GIVEN ENTRIES:
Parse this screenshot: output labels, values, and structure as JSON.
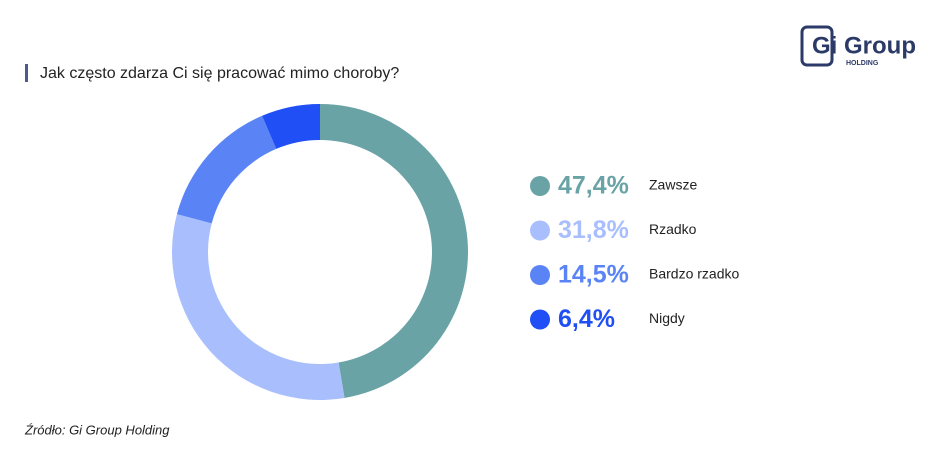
{
  "chart_data": {
    "type": "donut",
    "title": "Jak często zdarza Ci się pracować mimo choroby?",
    "categories": [
      "Zawsze",
      "Rzadko",
      "Bardzo rzadko",
      "Nigdy"
    ],
    "values": [
      47.4,
      31.8,
      14.5,
      6.4
    ],
    "value_labels": [
      "47,4%",
      "31,8%",
      "14,5%",
      "6,4%"
    ],
    "colors": [
      "#6aa3a6",
      "#a9bffd",
      "#5a84f6",
      "#1f4ff5"
    ],
    "source": "Źródło: Gi Group Holding",
    "logo": {
      "text": "Gi Group",
      "subtext": "HOLDING"
    }
  }
}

YOUR GOAL: Whichever lines contain the string "Group", select and copy them.

FULL RESPONSE:
    "source": "Źródło: Gi Group Holding",
      "text": "Gi Group",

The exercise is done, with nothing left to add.